• [Goal] Repeat the records word for word, excluding any picture.

• [Data to use]

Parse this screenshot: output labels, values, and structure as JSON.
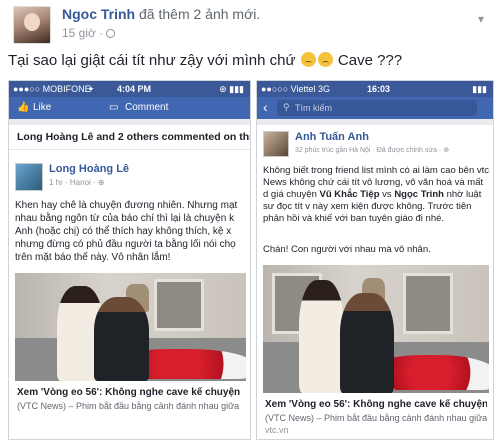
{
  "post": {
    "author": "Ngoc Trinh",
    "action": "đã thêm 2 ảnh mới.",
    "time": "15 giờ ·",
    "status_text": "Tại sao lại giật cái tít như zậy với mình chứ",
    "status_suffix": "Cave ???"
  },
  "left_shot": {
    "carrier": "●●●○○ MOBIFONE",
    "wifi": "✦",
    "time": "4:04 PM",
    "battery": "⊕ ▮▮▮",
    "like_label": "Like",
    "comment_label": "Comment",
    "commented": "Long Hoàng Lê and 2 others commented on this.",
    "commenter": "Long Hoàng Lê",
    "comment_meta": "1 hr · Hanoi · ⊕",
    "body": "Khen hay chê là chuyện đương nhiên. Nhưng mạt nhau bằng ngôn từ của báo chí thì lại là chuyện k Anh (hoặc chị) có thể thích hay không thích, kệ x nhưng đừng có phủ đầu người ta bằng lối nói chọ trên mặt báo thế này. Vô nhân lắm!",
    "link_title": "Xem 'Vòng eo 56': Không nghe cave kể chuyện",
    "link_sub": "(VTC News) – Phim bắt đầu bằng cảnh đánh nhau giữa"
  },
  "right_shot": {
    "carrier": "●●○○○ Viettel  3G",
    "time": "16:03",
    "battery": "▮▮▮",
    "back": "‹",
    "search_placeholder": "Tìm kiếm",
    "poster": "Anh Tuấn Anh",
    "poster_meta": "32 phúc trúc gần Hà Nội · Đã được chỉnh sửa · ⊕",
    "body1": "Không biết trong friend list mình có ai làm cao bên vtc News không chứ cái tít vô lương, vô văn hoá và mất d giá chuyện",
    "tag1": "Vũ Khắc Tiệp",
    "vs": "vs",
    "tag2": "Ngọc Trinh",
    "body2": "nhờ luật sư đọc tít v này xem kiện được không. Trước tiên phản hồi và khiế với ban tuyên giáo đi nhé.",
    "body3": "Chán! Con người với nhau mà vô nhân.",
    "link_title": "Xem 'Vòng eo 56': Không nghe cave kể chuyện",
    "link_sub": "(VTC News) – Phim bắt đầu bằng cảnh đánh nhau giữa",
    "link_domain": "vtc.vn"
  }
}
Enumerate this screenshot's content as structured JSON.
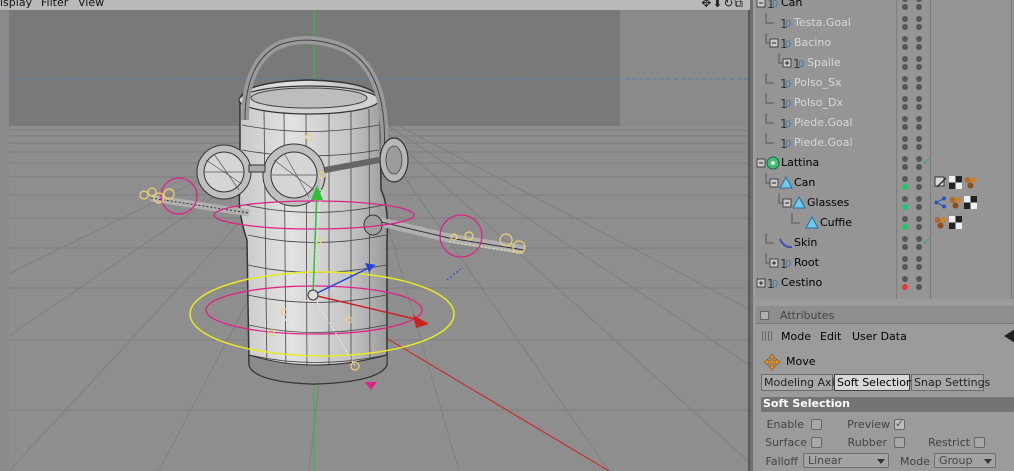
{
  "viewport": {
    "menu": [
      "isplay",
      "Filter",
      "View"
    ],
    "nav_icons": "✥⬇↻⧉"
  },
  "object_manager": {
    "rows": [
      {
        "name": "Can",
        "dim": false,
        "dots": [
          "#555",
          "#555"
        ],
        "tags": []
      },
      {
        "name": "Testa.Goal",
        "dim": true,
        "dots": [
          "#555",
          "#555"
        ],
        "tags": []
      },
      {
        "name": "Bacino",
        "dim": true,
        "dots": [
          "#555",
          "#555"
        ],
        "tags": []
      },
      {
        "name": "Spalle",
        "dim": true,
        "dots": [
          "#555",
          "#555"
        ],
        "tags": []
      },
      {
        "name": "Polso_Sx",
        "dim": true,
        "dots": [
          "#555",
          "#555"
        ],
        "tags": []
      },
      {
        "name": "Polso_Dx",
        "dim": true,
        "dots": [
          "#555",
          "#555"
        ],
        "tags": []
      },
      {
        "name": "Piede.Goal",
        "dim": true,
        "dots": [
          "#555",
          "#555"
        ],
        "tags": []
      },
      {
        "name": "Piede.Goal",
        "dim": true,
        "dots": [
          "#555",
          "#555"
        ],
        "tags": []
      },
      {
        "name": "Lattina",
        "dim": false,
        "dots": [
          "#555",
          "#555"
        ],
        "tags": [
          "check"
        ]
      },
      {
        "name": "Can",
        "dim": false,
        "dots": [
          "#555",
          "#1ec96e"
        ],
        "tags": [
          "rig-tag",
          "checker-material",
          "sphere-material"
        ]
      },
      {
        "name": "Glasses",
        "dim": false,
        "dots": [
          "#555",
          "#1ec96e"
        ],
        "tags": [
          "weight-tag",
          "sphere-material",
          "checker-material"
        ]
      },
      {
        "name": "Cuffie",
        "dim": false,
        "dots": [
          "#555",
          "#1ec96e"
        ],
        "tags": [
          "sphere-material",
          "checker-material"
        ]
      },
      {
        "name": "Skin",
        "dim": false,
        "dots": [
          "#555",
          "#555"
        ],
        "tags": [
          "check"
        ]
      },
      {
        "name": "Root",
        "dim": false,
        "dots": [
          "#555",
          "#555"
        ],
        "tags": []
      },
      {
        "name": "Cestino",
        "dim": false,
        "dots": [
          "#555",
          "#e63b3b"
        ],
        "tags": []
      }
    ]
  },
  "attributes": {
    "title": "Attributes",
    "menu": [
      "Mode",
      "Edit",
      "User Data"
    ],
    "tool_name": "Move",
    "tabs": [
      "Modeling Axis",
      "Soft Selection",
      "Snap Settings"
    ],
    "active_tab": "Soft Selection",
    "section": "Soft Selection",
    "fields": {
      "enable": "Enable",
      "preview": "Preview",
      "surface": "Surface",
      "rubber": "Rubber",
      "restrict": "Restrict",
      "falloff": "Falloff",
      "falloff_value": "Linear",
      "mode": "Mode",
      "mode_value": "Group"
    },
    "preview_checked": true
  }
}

• [Reply to the task]
Parse this screenshot: output labels, values, and structure as JSON.
{
  "post": {
    "author": "Ngoc Trinh",
    "action": "đã thêm 2 ảnh mới.",
    "time": "15 giờ ·",
    "status_text": "Tại sao lại giật cái tít như zậy với mình chứ",
    "status_suffix": "Cave ???"
  },
  "left_shot": {
    "carrier": "●●●○○ MOBIFONE",
    "wifi": "✦",
    "time": "4:04 PM",
    "battery": "⊕ ▮▮▮",
    "like_label": "Like",
    "comment_label": "Comment",
    "commented": "Long Hoàng Lê and 2 others commented on this.",
    "commenter": "Long Hoàng Lê",
    "comment_meta": "1 hr · Hanoi · ⊕",
    "body": "Khen hay chê là chuyện đương nhiên. Nhưng mạt nhau bằng ngôn từ của báo chí thì lại là chuyện k Anh (hoặc chị) có thể thích hay không thích, kệ x nhưng đừng có phủ đầu người ta bằng lối nói chọ trên mặt báo thế này. Vô nhân lắm!",
    "link_title": "Xem 'Vòng eo 56': Không nghe cave kể chuyện",
    "link_sub": "(VTC News) – Phim bắt đầu bằng cảnh đánh nhau giữa"
  },
  "right_shot": {
    "carrier": "●●○○○ Viettel  3G",
    "time": "16:03",
    "battery": "▮▮▮",
    "back": "‹",
    "search_placeholder": "Tìm kiếm",
    "poster": "Anh Tuấn Anh",
    "poster_meta": "32 phúc trúc gần Hà Nội · Đã được chỉnh sửa · ⊕",
    "body1": "Không biết trong friend list mình có ai làm cao bên vtc News không chứ cái tít vô lương, vô văn hoá và mất d giá chuyện",
    "tag1": "Vũ Khắc Tiệp",
    "vs": "vs",
    "tag2": "Ngọc Trinh",
    "body2": "nhờ luật sư đọc tít v này xem kiện được không. Trước tiên phản hồi và khiế với ban tuyên giáo đi nhé.",
    "body3": "Chán! Con người với nhau mà vô nhân.",
    "link_title": "Xem 'Vòng eo 56': Không nghe cave kể chuyện",
    "link_sub": "(VTC News) – Phim bắt đầu bằng cảnh đánh nhau giữa",
    "link_domain": "vtc.vn"
  }
}
Enumerate this screenshot's content as structured JSON.
{
  "viewport": {
    "menu": [
      "isplay",
      "Filter",
      "View"
    ],
    "nav_icons": "✥⬇↻⧉"
  },
  "object_manager": {
    "rows": [
      {
        "name": "Can",
        "dim": false,
        "dots": [
          "#555",
          "#555"
        ],
        "tags": []
      },
      {
        "name": "Testa.Goal",
        "dim": true,
        "dots": [
          "#555",
          "#555"
        ],
        "tags": []
      },
      {
        "name": "Bacino",
        "dim": true,
        "dots": [
          "#555",
          "#555"
        ],
        "tags": []
      },
      {
        "name": "Spalle",
        "dim": true,
        "dots": [
          "#555",
          "#555"
        ],
        "tags": []
      },
      {
        "name": "Polso_Sx",
        "dim": true,
        "dots": [
          "#555",
          "#555"
        ],
        "tags": []
      },
      {
        "name": "Polso_Dx",
        "dim": true,
        "dots": [
          "#555",
          "#555"
        ],
        "tags": []
      },
      {
        "name": "Piede.Goal",
        "dim": true,
        "dots": [
          "#555",
          "#555"
        ],
        "tags": []
      },
      {
        "name": "Piede.Goal",
        "dim": true,
        "dots": [
          "#555",
          "#555"
        ],
        "tags": []
      },
      {
        "name": "Lattina",
        "dim": false,
        "dots": [
          "#555",
          "#555"
        ],
        "tags": [
          "check"
        ]
      },
      {
        "name": "Can",
        "dim": false,
        "dots": [
          "#555",
          "#1ec96e"
        ],
        "tags": [
          "rig-tag",
          "checker-material",
          "sphere-material"
        ]
      },
      {
        "name": "Glasses",
        "dim": false,
        "dots": [
          "#555",
          "#1ec96e"
        ],
        "tags": [
          "weight-tag",
          "sphere-material",
          "checker-material"
        ]
      },
      {
        "name": "Cuffie",
        "dim": false,
        "dots": [
          "#555",
          "#1ec96e"
        ],
        "tags": [
          "sphere-material",
          "checker-material"
        ]
      },
      {
        "name": "Skin",
        "dim": false,
        "dots": [
          "#555",
          "#555"
        ],
        "tags": [
          "check"
        ]
      },
      {
        "name": "Root",
        "dim": false,
        "dots": [
          "#555",
          "#555"
        ],
        "tags": []
      },
      {
        "name": "Cestino",
        "dim": false,
        "dots": [
          "#555",
          "#e63b3b"
        ],
        "tags": []
      }
    ]
  },
  "attributes": {
    "title": "Attributes",
    "menu": [
      "Mode",
      "Edit",
      "User Data"
    ],
    "tool_name": "Move",
    "tabs": [
      "Modeling Axis",
      "Soft Selection",
      "Snap Settings"
    ],
    "active_tab": "Soft Selection",
    "section": "Soft Selection",
    "fields": {
      "enable": "Enable",
      "preview": "Preview",
      "surface": "Surface",
      "rubber": "Rubber",
      "restrict": "Restrict",
      "falloff": "Falloff",
      "falloff_value": "Linear",
      "mode": "Mode",
      "mode_value": "Group"
    },
    "preview_checked": true
  }
}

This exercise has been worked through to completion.